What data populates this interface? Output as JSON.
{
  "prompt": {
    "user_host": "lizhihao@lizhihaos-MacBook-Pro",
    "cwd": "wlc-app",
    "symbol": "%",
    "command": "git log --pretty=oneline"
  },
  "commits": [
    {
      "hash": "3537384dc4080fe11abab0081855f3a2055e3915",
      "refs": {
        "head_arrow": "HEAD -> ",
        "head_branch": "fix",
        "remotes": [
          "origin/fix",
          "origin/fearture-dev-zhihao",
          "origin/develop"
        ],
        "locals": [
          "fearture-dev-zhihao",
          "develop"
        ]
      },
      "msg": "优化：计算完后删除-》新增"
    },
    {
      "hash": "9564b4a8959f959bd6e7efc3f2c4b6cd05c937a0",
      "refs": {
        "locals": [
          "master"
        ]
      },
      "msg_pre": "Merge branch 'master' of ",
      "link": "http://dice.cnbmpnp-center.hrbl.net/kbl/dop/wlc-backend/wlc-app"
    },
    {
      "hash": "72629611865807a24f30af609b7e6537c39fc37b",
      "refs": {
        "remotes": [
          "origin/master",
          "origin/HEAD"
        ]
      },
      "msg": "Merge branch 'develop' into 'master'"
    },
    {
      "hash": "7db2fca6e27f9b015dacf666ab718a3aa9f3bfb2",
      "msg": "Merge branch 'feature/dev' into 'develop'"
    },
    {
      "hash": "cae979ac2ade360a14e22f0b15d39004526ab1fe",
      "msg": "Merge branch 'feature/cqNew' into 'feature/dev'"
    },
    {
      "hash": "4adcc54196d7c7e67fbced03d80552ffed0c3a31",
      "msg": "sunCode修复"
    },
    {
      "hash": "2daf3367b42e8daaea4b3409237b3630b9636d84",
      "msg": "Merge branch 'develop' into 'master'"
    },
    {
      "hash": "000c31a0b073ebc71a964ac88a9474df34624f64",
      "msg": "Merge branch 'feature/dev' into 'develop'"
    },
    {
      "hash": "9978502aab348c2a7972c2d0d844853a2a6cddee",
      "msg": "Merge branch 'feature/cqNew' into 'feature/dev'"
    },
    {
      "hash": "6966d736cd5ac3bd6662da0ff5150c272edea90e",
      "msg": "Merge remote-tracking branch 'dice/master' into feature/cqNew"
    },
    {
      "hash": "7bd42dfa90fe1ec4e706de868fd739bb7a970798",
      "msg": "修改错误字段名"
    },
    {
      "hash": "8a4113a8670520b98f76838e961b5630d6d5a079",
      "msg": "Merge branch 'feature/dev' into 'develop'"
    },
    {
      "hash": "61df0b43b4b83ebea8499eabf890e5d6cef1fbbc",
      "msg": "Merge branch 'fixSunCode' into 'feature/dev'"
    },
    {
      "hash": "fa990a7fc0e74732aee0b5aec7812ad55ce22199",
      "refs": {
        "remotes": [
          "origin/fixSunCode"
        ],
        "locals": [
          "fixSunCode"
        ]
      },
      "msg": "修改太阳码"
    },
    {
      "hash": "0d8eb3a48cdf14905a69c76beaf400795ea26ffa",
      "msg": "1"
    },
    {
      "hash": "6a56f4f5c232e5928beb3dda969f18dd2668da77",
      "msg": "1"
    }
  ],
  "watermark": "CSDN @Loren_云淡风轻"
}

────────────────────────────────────────

The task — Lines holding the word "origin" in the entries above are the ones to pull out. Copy them all.

Written solution —
          "origin/fix",
          "origin/fearture-dev-zhihao",
          "origin/develop"
          "origin/master",
          "origin/HEAD"
          "origin/fixSunCode"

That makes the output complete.